▶ [Exercise aim]
Write out the material below again, unchanged.

━━━ Provided material ━━━

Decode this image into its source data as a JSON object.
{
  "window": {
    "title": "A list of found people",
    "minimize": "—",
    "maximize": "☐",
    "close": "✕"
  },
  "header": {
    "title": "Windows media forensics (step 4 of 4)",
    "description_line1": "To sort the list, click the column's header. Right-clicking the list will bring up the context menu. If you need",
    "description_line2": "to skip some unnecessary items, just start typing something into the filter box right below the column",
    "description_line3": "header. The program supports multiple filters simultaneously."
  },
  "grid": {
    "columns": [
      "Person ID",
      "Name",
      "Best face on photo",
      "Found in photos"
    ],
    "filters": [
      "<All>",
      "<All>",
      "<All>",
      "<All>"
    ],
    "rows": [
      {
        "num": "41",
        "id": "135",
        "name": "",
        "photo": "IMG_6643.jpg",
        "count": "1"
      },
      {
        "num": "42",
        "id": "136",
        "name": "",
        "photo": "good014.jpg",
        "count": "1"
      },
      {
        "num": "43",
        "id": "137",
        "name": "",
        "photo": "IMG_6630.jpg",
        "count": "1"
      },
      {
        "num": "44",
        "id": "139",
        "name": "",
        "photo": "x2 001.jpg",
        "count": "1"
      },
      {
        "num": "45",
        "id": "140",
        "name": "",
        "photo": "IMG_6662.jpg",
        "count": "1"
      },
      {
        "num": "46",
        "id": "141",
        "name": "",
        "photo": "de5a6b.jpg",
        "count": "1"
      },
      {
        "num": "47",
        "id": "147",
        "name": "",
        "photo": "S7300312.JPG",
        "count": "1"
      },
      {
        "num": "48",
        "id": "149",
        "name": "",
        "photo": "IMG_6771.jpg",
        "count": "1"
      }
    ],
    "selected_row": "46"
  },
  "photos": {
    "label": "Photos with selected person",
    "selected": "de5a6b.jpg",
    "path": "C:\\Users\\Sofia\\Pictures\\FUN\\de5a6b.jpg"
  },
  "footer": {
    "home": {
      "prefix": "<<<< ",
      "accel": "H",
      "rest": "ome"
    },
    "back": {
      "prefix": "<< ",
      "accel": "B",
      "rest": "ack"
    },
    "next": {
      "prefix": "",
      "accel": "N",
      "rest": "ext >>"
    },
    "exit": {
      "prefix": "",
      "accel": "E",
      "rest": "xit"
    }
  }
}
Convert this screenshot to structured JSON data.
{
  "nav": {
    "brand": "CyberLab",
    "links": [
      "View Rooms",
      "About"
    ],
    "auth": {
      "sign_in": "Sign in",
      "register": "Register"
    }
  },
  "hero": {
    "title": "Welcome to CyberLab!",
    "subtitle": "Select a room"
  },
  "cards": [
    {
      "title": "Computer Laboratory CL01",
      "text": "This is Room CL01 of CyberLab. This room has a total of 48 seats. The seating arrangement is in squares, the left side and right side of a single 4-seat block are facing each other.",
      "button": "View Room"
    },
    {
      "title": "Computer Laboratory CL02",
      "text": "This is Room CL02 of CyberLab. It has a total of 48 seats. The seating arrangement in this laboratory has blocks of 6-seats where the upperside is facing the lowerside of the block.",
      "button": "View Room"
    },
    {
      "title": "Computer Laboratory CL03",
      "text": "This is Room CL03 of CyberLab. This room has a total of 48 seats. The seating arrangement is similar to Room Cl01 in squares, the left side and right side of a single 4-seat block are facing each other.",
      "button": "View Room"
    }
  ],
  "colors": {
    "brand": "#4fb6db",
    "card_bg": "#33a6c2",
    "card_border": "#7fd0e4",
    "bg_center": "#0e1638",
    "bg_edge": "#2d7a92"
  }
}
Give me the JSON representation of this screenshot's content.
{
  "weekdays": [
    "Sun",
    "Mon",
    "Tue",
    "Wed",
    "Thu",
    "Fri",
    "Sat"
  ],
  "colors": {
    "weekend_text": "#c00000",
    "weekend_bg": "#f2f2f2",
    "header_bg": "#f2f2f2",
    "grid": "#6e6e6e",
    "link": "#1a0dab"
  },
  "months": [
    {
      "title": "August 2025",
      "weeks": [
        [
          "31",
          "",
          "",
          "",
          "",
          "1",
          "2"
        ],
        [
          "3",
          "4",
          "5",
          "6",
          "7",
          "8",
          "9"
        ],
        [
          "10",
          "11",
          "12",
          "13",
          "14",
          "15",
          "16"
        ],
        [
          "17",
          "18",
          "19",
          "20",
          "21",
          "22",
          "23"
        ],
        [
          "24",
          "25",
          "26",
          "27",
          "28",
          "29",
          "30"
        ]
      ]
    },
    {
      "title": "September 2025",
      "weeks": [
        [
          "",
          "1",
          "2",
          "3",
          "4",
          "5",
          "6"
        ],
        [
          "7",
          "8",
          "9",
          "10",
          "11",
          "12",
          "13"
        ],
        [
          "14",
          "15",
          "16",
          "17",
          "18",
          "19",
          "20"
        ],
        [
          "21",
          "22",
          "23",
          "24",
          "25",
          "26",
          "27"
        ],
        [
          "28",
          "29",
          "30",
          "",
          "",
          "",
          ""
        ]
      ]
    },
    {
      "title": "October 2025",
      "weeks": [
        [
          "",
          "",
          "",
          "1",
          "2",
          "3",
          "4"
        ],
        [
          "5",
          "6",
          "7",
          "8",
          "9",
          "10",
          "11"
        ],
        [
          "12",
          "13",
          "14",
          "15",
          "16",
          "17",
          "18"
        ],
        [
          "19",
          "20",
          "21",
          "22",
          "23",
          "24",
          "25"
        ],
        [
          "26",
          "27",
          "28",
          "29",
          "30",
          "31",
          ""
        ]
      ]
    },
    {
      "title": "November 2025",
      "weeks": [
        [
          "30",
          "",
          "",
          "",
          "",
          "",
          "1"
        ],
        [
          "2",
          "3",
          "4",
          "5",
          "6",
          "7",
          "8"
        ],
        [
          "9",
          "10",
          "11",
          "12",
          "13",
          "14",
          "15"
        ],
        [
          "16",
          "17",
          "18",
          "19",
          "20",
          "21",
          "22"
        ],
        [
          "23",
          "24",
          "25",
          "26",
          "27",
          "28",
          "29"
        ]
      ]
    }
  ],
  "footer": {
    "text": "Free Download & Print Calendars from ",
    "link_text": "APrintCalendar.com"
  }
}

━━━

▶ [Answer to the exercise]
Decode this image into its source data as a JSON object.
{
  "window": {
    "title": "A list of found people",
    "minimize": "—",
    "maximize": "☐",
    "close": "✕"
  },
  "header": {
    "title": "Windows media forensics (step 4 of 4)",
    "description_line1": "To sort the list, click the column's header. Right-clicking the list will bring up the context menu. If you need",
    "description_line2": "to skip some unnecessary items, just start typing something into the filter box right below the column",
    "description_line3": "header. The program supports multiple filters simultaneously."
  },
  "grid": {
    "columns": [
      "Person ID",
      "Name",
      "Best face on photo",
      "Found in photos"
    ],
    "filters": [
      "<All>",
      "<All>",
      "<All>",
      "<All>"
    ],
    "rows": [
      {
        "num": "41",
        "id": "135",
        "name": "",
        "photo": "IMG_6643.jpg",
        "count": "1"
      },
      {
        "num": "42",
        "id": "136",
        "name": "",
        "photo": "good014.jpg",
        "count": "1"
      },
      {
        "num": "43",
        "id": "137",
        "name": "",
        "photo": "IMG_6630.jpg",
        "count": "1"
      },
      {
        "num": "44",
        "id": "139",
        "name": "",
        "photo": "x2 001.jpg",
        "count": "1"
      },
      {
        "num": "45",
        "id": "140",
        "name": "",
        "photo": "IMG_6662.jpg",
        "count": "1"
      },
      {
        "num": "46",
        "id": "141",
        "name": "",
        "photo": "de5a6b.jpg",
        "count": "1"
      },
      {
        "num": "47",
        "id": "147",
        "name": "",
        "photo": "S7300312.JPG",
        "count": "1"
      },
      {
        "num": "48",
        "id": "149",
        "name": "",
        "photo": "IMG_6771.jpg",
        "count": "1"
      }
    ],
    "selected_row": "46"
  },
  "photos": {
    "label": "Photos with selected person",
    "selected": "de5a6b.jpg",
    "path": "C:\\Users\\Sofia\\Pictures\\FUN\\de5a6b.jpg"
  },
  "footer": {
    "home": {
      "prefix": "<<<< ",
      "accel": "H",
      "rest": "ome"
    },
    "back": {
      "prefix": "<< ",
      "accel": "B",
      "rest": "ack"
    },
    "next": {
      "prefix": "",
      "accel": "N",
      "rest": "ext >>"
    },
    "exit": {
      "prefix": "",
      "accel": "E",
      "rest": "xit"
    }
  }
}
Convert this screenshot to structured JSON data.
{
  "nav": {
    "brand": "CyberLab",
    "links": [
      "View Rooms",
      "About"
    ],
    "auth": {
      "sign_in": "Sign in",
      "register": "Register"
    }
  },
  "hero": {
    "title": "Welcome to CyberLab!",
    "subtitle": "Select a room"
  },
  "cards": [
    {
      "title": "Computer Laboratory CL01",
      "text": "This is Room CL01 of CyberLab. This room has a total of 48 seats. The seating arrangement is in squares, the left side and right side of a single 4-seat block are facing each other.",
      "button": "View Room"
    },
    {
      "title": "Computer Laboratory CL02",
      "text": "This is Room CL02 of CyberLab. It has a total of 48 seats. The seating arrangement in this laboratory has blocks of 6-seats where the upperside is facing the lowerside of the block.",
      "button": "View Room"
    },
    {
      "title": "Computer Laboratory CL03",
      "text": "This is Room CL03 of CyberLab. This room has a total of 48 seats. The seating arrangement is similar to Room Cl01 in squares, the left side and right side of a single 4-seat block are facing each other.",
      "button": "View Room"
    }
  ],
  "colors": {
    "brand": "#4fb6db",
    "card_bg": "#33a6c2",
    "card_border": "#7fd0e4",
    "bg_center": "#0e1638",
    "bg_edge": "#2d7a92"
  }
}
Give me the JSON representation of this screenshot's content.
{
  "weekdays": [
    "Sun",
    "Mon",
    "Tue",
    "Wed",
    "Thu",
    "Fri",
    "Sat"
  ],
  "colors": {
    "weekend_text": "#c00000",
    "weekend_bg": "#f2f2f2",
    "header_bg": "#f2f2f2",
    "grid": "#6e6e6e",
    "link": "#1a0dab"
  },
  "months": [
    {
      "title": "August 2025",
      "weeks": [
        [
          "31",
          "",
          "",
          "",
          "",
          "1",
          "2"
        ],
        [
          "3",
          "4",
          "5",
          "6",
          "7",
          "8",
          "9"
        ],
        [
          "10",
          "11",
          "12",
          "13",
          "14",
          "15",
          "16"
        ],
        [
          "17",
          "18",
          "19",
          "20",
          "21",
          "22",
          "23"
        ],
        [
          "24",
          "25",
          "26",
          "27",
          "28",
          "29",
          "30"
        ]
      ]
    },
    {
      "title": "September 2025",
      "weeks": [
        [
          "",
          "1",
          "2",
          "3",
          "4",
          "5",
          "6"
        ],
        [
          "7",
          "8",
          "9",
          "10",
          "11",
          "12",
          "13"
        ],
        [
          "14",
          "15",
          "16",
          "17",
          "18",
          "19",
          "20"
        ],
        [
          "21",
          "22",
          "23",
          "24",
          "25",
          "26",
          "27"
        ],
        [
          "28",
          "29",
          "30",
          "",
          "",
          "",
          ""
        ]
      ]
    },
    {
      "title": "October 2025",
      "weeks": [
        [
          "",
          "",
          "",
          "1",
          "2",
          "3",
          "4"
        ],
        [
          "5",
          "6",
          "7",
          "8",
          "9",
          "10",
          "11"
        ],
        [
          "12",
          "13",
          "14",
          "15",
          "16",
          "17",
          "18"
        ],
        [
          "19",
          "20",
          "21",
          "22",
          "23",
          "24",
          "25"
        ],
        [
          "26",
          "27",
          "28",
          "29",
          "30",
          "31",
          ""
        ]
      ]
    },
    {
      "title": "November 2025",
      "weeks": [
        [
          "30",
          "",
          "",
          "",
          "",
          "",
          "1"
        ],
        [
          "2",
          "3",
          "4",
          "5",
          "6",
          "7",
          "8"
        ],
        [
          "9",
          "10",
          "11",
          "12",
          "13",
          "14",
          "15"
        ],
        [
          "16",
          "17",
          "18",
          "19",
          "20",
          "21",
          "22"
        ],
        [
          "23",
          "24",
          "25",
          "26",
          "27",
          "28",
          "29"
        ]
      ]
    }
  ],
  "footer": {
    "text": "Free Download & Print Calendars from ",
    "link_text": "APrintCalendar.com"
  }
}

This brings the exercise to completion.